The task —
Pull out every line below that contains the word "고안전성".

(Figure contents as structured data)
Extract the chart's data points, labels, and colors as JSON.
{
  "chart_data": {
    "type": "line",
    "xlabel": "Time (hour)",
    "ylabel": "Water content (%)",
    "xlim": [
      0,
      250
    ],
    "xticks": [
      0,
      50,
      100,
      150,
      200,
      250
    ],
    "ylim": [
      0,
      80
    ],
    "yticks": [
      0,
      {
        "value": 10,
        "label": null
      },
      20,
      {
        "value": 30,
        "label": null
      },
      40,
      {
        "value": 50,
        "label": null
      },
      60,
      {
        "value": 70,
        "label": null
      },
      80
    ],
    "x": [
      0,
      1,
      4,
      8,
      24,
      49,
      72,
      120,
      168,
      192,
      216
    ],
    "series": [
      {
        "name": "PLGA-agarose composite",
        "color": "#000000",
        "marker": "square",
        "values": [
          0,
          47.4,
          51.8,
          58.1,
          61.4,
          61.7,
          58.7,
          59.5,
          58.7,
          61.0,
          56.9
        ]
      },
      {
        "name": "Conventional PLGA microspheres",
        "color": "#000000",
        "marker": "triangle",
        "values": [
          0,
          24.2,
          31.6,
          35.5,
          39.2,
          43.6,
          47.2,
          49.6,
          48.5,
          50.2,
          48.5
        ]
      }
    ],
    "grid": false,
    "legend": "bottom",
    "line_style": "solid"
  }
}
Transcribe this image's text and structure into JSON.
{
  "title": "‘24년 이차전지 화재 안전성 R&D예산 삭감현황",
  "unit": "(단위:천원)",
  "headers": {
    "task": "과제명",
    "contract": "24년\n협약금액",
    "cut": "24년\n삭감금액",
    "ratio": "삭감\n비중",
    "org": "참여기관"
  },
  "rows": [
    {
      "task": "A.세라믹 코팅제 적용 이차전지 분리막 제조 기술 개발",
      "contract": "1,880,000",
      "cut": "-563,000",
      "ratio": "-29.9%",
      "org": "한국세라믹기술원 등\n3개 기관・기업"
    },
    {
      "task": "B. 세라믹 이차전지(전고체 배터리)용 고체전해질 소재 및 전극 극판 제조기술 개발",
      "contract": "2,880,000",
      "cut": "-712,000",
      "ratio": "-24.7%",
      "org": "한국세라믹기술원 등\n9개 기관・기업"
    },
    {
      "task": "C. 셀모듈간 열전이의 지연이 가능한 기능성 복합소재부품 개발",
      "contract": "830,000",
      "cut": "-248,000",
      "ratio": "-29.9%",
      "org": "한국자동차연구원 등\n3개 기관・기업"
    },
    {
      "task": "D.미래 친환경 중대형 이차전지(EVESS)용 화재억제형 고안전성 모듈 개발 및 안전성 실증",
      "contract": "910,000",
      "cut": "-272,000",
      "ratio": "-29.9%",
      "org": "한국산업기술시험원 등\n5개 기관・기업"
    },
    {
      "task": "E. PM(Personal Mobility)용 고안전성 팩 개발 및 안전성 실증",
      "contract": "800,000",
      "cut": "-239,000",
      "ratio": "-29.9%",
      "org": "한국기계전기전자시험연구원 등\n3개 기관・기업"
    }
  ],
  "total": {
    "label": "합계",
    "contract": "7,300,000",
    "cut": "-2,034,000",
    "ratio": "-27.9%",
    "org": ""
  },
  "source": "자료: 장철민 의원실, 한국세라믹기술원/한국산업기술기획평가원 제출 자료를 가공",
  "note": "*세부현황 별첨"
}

Result —
      "task": "D.미래 친환경 중대형 이차전지(EVESS)용 화재억제형 고안전성 모듈 개발 및 안전성 실증",
      "task": "E. PM(Personal Mobility)용 고안전성 팩 개발 및 안전성 실증",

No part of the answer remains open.